WORK TO COMPLETE: Make an exact copy of the entries below.

____________

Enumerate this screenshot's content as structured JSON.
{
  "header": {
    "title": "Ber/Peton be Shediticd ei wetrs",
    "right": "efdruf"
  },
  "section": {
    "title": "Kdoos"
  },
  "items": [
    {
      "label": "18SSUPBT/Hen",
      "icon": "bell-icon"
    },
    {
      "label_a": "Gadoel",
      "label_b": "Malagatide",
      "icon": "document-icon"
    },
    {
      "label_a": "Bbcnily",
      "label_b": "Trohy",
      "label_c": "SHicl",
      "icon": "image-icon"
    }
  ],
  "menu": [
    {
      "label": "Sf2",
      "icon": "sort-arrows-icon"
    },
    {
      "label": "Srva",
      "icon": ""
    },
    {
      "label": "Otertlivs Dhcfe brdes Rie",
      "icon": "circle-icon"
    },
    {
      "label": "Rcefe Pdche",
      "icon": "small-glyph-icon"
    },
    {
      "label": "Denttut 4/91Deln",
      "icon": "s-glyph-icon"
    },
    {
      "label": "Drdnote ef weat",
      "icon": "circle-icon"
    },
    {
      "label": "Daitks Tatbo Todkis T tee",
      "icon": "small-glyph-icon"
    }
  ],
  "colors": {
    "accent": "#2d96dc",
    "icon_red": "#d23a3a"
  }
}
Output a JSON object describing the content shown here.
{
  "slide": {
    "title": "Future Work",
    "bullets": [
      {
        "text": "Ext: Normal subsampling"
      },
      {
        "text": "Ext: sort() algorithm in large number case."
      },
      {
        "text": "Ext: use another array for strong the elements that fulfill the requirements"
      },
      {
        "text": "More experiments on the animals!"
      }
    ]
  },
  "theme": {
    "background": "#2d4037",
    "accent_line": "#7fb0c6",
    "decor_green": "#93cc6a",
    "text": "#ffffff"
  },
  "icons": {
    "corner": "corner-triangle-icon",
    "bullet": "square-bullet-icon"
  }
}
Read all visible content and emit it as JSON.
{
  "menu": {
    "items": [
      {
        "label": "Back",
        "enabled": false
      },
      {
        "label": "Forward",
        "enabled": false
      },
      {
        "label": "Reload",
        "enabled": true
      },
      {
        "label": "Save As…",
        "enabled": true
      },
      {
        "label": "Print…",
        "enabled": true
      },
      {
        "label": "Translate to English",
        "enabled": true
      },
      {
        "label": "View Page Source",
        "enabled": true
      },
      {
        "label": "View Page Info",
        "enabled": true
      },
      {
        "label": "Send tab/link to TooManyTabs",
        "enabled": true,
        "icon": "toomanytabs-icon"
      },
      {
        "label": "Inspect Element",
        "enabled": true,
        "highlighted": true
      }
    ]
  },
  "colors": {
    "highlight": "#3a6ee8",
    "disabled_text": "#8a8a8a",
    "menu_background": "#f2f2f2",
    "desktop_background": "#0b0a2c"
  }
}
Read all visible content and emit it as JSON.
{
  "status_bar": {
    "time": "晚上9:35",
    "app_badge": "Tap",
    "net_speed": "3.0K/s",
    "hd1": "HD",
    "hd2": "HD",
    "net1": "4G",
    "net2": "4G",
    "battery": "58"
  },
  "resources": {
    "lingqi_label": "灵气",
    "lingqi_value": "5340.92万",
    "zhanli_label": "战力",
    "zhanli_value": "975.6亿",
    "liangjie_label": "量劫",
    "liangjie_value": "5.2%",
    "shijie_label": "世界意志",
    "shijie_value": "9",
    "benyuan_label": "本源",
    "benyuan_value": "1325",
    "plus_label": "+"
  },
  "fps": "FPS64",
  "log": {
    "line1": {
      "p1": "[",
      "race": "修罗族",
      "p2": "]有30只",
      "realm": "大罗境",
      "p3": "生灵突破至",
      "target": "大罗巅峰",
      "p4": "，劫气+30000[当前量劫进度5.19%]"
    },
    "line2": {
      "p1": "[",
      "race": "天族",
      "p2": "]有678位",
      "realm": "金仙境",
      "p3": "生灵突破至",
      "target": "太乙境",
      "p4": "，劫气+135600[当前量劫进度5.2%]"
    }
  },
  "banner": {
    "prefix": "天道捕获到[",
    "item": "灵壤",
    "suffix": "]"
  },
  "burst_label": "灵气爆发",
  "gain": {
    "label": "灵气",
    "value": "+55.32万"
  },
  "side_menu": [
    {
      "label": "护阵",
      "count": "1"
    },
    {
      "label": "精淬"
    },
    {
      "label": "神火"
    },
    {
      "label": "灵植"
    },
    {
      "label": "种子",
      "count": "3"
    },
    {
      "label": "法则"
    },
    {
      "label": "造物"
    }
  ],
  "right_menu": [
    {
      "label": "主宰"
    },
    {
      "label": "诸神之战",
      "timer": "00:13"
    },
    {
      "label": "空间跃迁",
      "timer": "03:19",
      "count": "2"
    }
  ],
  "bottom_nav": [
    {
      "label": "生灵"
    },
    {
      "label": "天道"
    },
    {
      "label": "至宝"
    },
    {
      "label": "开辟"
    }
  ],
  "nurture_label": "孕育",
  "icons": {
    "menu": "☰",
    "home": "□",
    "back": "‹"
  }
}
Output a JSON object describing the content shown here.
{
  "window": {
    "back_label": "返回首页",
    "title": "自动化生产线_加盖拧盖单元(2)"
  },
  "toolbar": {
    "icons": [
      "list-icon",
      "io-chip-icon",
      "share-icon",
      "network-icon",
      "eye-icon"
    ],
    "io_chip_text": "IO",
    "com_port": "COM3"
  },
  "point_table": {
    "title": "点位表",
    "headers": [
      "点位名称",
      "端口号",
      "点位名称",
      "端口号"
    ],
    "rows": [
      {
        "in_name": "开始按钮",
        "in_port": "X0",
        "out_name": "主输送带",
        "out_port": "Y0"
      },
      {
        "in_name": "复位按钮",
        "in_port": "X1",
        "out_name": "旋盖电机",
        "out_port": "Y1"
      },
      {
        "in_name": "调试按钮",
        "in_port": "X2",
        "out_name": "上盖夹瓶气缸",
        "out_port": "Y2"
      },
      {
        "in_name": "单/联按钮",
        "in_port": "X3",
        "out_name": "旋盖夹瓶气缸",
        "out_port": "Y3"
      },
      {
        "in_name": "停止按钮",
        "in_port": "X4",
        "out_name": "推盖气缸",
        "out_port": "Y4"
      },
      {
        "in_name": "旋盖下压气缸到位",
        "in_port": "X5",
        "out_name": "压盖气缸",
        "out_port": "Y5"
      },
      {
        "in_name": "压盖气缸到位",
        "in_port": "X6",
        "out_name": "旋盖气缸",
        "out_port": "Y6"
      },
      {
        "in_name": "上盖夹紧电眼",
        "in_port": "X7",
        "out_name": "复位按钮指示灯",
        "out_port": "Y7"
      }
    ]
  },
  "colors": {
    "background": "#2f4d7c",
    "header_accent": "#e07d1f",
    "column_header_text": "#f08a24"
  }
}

____________

ANSWER TO THIS TASK:
Enumerate this screenshot's content as structured JSON.
{
  "header": {
    "title": "Ber/Peton be Shediticd ei wetrs",
    "right": "efdruf"
  },
  "section": {
    "title": "Kdoos"
  },
  "items": [
    {
      "label": "18SSUPBT/Hen",
      "icon": "bell-icon"
    },
    {
      "label_a": "Gadoel",
      "label_b": "Malagatide",
      "icon": "document-icon"
    },
    {
      "label_a": "Bbcnily",
      "label_b": "Trohy",
      "label_c": "SHicl",
      "icon": "image-icon"
    }
  ],
  "menu": [
    {
      "label": "Sf2",
      "icon": "sort-arrows-icon"
    },
    {
      "label": "Srva",
      "icon": ""
    },
    {
      "label": "Otertlivs Dhcfe brdes Rie",
      "icon": "circle-icon"
    },
    {
      "label": "Rcefe Pdche",
      "icon": "small-glyph-icon"
    },
    {
      "label": "Denttut 4/91Deln",
      "icon": "s-glyph-icon"
    },
    {
      "label": "Drdnote ef weat",
      "icon": "circle-icon"
    },
    {
      "label": "Daitks Tatbo Todkis T tee",
      "icon": "small-glyph-icon"
    }
  ],
  "colors": {
    "accent": "#2d96dc",
    "icon_red": "#d23a3a"
  }
}
Output a JSON object describing the content shown here.
{
  "slide": {
    "title": "Future Work",
    "bullets": [
      {
        "text": "Ext: Normal subsampling"
      },
      {
        "text": "Ext: sort() algorithm in large number case."
      },
      {
        "text": "Ext: use another array for strong the elements that fulfill the requirements"
      },
      {
        "text": "More experiments on the animals!"
      }
    ]
  },
  "theme": {
    "background": "#2d4037",
    "accent_line": "#7fb0c6",
    "decor_green": "#93cc6a",
    "text": "#ffffff"
  },
  "icons": {
    "corner": "corner-triangle-icon",
    "bullet": "square-bullet-icon"
  }
}
Read all visible content and emit it as JSON.
{
  "menu": {
    "items": [
      {
        "label": "Back",
        "enabled": false
      },
      {
        "label": "Forward",
        "enabled": false
      },
      {
        "label": "Reload",
        "enabled": true
      },
      {
        "label": "Save As…",
        "enabled": true
      },
      {
        "label": "Print…",
        "enabled": true
      },
      {
        "label": "Translate to English",
        "enabled": true
      },
      {
        "label": "View Page Source",
        "enabled": true
      },
      {
        "label": "View Page Info",
        "enabled": true
      },
      {
        "label": "Send tab/link to TooManyTabs",
        "enabled": true,
        "icon": "toomanytabs-icon"
      },
      {
        "label": "Inspect Element",
        "enabled": true,
        "highlighted": true
      }
    ]
  },
  "colors": {
    "highlight": "#3a6ee8",
    "disabled_text": "#8a8a8a",
    "menu_background": "#f2f2f2",
    "desktop_background": "#0b0a2c"
  }
}
Read all visible content and emit it as JSON.
{
  "status_bar": {
    "time": "晚上9:35",
    "app_badge": "Tap",
    "net_speed": "3.0K/s",
    "hd1": "HD",
    "hd2": "HD",
    "net1": "4G",
    "net2": "4G",
    "battery": "58"
  },
  "resources": {
    "lingqi_label": "灵气",
    "lingqi_value": "5340.92万",
    "zhanli_label": "战力",
    "zhanli_value": "975.6亿",
    "liangjie_label": "量劫",
    "liangjie_value": "5.2%",
    "shijie_label": "世界意志",
    "shijie_value": "9",
    "benyuan_label": "本源",
    "benyuan_value": "1325",
    "plus_label": "+"
  },
  "fps": "FPS64",
  "log": {
    "line1": {
      "p1": "[",
      "race": "修罗族",
      "p2": "]有30只",
      "realm": "大罗境",
      "p3": "生灵突破至",
      "target": "大罗巅峰",
      "p4": "，劫气+30000[当前量劫进度5.19%]"
    },
    "line2": {
      "p1": "[",
      "race": "天族",
      "p2": "]有678位",
      "realm": "金仙境",
      "p3": "生灵突破至",
      "target": "太乙境",
      "p4": "，劫气+135600[当前量劫进度5.2%]"
    }
  },
  "banner": {
    "prefix": "天道捕获到[",
    "item": "灵壤",
    "suffix": "]"
  },
  "burst_label": "灵气爆发",
  "gain": {
    "label": "灵气",
    "value": "+55.32万"
  },
  "side_menu": [
    {
      "label": "护阵",
      "count": "1"
    },
    {
      "label": "精淬"
    },
    {
      "label": "神火"
    },
    {
      "label": "灵植"
    },
    {
      "label": "种子",
      "count": "3"
    },
    {
      "label": "法则"
    },
    {
      "label": "造物"
    }
  ],
  "right_menu": [
    {
      "label": "主宰"
    },
    {
      "label": "诸神之战",
      "timer": "00:13"
    },
    {
      "label": "空间跃迁",
      "timer": "03:19",
      "count": "2"
    }
  ],
  "bottom_nav": [
    {
      "label": "生灵"
    },
    {
      "label": "天道"
    },
    {
      "label": "至宝"
    },
    {
      "label": "开辟"
    }
  ],
  "nurture_label": "孕育",
  "icons": {
    "menu": "☰",
    "home": "□",
    "back": "‹"
  }
}
Output a JSON object describing the content shown here.
{
  "window": {
    "back_label": "返回首页",
    "title": "自动化生产线_加盖拧盖单元(2)"
  },
  "toolbar": {
    "icons": [
      "list-icon",
      "io-chip-icon",
      "share-icon",
      "network-icon",
      "eye-icon"
    ],
    "io_chip_text": "IO",
    "com_port": "COM3"
  },
  "point_table": {
    "title": "点位表",
    "headers": [
      "点位名称",
      "端口号",
      "点位名称",
      "端口号"
    ],
    "rows": [
      {
        "in_name": "开始按钮",
        "in_port": "X0",
        "out_name": "主输送带",
        "out_port": "Y0"
      },
      {
        "in_name": "复位按钮",
        "in_port": "X1",
        "out_name": "旋盖电机",
        "out_port": "Y1"
      },
      {
        "in_name": "调试按钮",
        "in_port": "X2",
        "out_name": "上盖夹瓶气缸",
        "out_port": "Y2"
      },
      {
        "in_name": "单/联按钮",
        "in_port": "X3",
        "out_name": "旋盖夹瓶气缸",
        "out_port": "Y3"
      },
      {
        "in_name": "停止按钮",
        "in_port": "X4",
        "out_name": "推盖气缸",
        "out_port": "Y4"
      },
      {
        "in_name": "旋盖下压气缸到位",
        "in_port": "X5",
        "out_name": "压盖气缸",
        "out_port": "Y5"
      },
      {
        "in_name": "压盖气缸到位",
        "in_port": "X6",
        "out_name": "旋盖气缸",
        "out_port": "Y6"
      },
      {
        "in_name": "上盖夹紧电眼",
        "in_port": "X7",
        "out_name": "复位按钮指示灯",
        "out_port": "Y7"
      }
    ]
  },
  "colors": {
    "background": "#2f4d7c",
    "header_accent": "#e07d1f",
    "column_header_text": "#f08a24"
  }
}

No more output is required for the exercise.